--- Begin DATA PROVIDED ---

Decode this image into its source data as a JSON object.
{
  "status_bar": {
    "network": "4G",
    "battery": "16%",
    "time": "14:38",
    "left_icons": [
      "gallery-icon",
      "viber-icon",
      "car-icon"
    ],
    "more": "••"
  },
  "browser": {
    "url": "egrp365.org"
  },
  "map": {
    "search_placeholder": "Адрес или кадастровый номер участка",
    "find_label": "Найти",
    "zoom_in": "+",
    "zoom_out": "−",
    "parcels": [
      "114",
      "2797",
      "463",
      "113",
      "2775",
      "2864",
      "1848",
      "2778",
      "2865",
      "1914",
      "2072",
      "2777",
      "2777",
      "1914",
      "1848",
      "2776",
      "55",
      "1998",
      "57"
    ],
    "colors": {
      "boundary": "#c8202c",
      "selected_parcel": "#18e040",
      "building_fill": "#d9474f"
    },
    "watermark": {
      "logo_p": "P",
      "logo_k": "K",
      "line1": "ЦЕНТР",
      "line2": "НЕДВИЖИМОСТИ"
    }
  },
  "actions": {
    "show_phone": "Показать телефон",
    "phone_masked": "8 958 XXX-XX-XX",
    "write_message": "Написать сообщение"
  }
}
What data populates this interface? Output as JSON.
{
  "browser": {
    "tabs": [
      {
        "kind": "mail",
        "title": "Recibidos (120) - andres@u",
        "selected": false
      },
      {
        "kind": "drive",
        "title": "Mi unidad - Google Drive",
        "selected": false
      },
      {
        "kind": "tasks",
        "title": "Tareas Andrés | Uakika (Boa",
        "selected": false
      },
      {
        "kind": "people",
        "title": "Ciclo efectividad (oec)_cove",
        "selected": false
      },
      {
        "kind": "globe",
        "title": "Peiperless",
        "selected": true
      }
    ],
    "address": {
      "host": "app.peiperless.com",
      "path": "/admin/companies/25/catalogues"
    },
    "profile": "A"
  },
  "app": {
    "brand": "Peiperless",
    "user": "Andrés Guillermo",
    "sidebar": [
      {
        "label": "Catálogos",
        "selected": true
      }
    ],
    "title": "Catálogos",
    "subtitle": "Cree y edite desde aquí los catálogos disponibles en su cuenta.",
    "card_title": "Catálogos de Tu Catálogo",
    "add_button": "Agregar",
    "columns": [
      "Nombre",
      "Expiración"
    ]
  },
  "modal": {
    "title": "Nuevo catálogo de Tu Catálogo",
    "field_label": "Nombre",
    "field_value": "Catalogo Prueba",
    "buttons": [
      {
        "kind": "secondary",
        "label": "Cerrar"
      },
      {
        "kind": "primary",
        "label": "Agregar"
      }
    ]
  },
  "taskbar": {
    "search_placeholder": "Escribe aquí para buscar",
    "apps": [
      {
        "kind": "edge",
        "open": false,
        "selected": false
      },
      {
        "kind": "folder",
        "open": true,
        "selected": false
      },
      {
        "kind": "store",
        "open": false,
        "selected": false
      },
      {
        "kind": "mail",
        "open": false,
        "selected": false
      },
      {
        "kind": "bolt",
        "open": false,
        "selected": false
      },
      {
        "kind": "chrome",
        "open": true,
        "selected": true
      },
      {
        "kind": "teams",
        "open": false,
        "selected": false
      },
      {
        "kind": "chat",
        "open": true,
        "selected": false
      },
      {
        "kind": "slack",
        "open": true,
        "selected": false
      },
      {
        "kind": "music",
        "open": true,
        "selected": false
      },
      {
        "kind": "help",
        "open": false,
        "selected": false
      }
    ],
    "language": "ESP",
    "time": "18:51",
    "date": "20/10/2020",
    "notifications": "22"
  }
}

--- End DATA PROVIDED ---

### JOB
Print the records once more, exactly as they were given.

### RIGHT ANSWER
Decode this image into its source data as a JSON object.
{
  "status_bar": {
    "network": "4G",
    "battery": "16%",
    "time": "14:38",
    "left_icons": [
      "gallery-icon",
      "viber-icon",
      "car-icon"
    ],
    "more": "••"
  },
  "browser": {
    "url": "egrp365.org"
  },
  "map": {
    "search_placeholder": "Адрес или кадастровый номер участка",
    "find_label": "Найти",
    "zoom_in": "+",
    "zoom_out": "−",
    "parcels": [
      "114",
      "2797",
      "463",
      "113",
      "2775",
      "2864",
      "1848",
      "2778",
      "2865",
      "1914",
      "2072",
      "2777",
      "2777",
      "1914",
      "1848",
      "2776",
      "55",
      "1998",
      "57"
    ],
    "colors": {
      "boundary": "#c8202c",
      "selected_parcel": "#18e040",
      "building_fill": "#d9474f"
    },
    "watermark": {
      "logo_p": "P",
      "logo_k": "K",
      "line1": "ЦЕНТР",
      "line2": "НЕДВИЖИМОСТИ"
    }
  },
  "actions": {
    "show_phone": "Показать телефон",
    "phone_masked": "8 958 XXX-XX-XX",
    "write_message": "Написать сообщение"
  }
}
What data populates this interface? Output as JSON.
{
  "browser": {
    "tabs": [
      {
        "kind": "mail",
        "title": "Recibidos (120) - andres@u",
        "selected": false
      },
      {
        "kind": "drive",
        "title": "Mi unidad - Google Drive",
        "selected": false
      },
      {
        "kind": "tasks",
        "title": "Tareas Andrés | Uakika (Boa",
        "selected": false
      },
      {
        "kind": "people",
        "title": "Ciclo efectividad (oec)_cove",
        "selected": false
      },
      {
        "kind": "globe",
        "title": "Peiperless",
        "selected": true
      }
    ],
    "address": {
      "host": "app.peiperless.com",
      "path": "/admin/companies/25/catalogues"
    },
    "profile": "A"
  },
  "app": {
    "brand": "Peiperless",
    "user": "Andrés Guillermo",
    "sidebar": [
      {
        "label": "Catálogos",
        "selected": true
      }
    ],
    "title": "Catálogos",
    "subtitle": "Cree y edite desde aquí los catálogos disponibles en su cuenta.",
    "card_title": "Catálogos de Tu Catálogo",
    "add_button": "Agregar",
    "columns": [
      "Nombre",
      "Expiración"
    ]
  },
  "modal": {
    "title": "Nuevo catálogo de Tu Catálogo",
    "field_label": "Nombre",
    "field_value": "Catalogo Prueba",
    "buttons": [
      {
        "kind": "secondary",
        "label": "Cerrar"
      },
      {
        "kind": "primary",
        "label": "Agregar"
      }
    ]
  },
  "taskbar": {
    "search_placeholder": "Escribe aquí para buscar",
    "apps": [
      {
        "kind": "edge",
        "open": false,
        "selected": false
      },
      {
        "kind": "folder",
        "open": true,
        "selected": false
      },
      {
        "kind": "store",
        "open": false,
        "selected": false
      },
      {
        "kind": "mail",
        "open": false,
        "selected": false
      },
      {
        "kind": "bolt",
        "open": false,
        "selected": false
      },
      {
        "kind": "chrome",
        "open": true,
        "selected": true
      },
      {
        "kind": "teams",
        "open": false,
        "selected": false
      },
      {
        "kind": "chat",
        "open": true,
        "selected": false
      },
      {
        "kind": "slack",
        "open": true,
        "selected": false
      },
      {
        "kind": "music",
        "open": true,
        "selected": false
      },
      {
        "kind": "help",
        "open": false,
        "selected": false
      }
    ],
    "language": "ESP",
    "time": "18:51",
    "date": "20/10/2020",
    "notifications": "22"
  }
}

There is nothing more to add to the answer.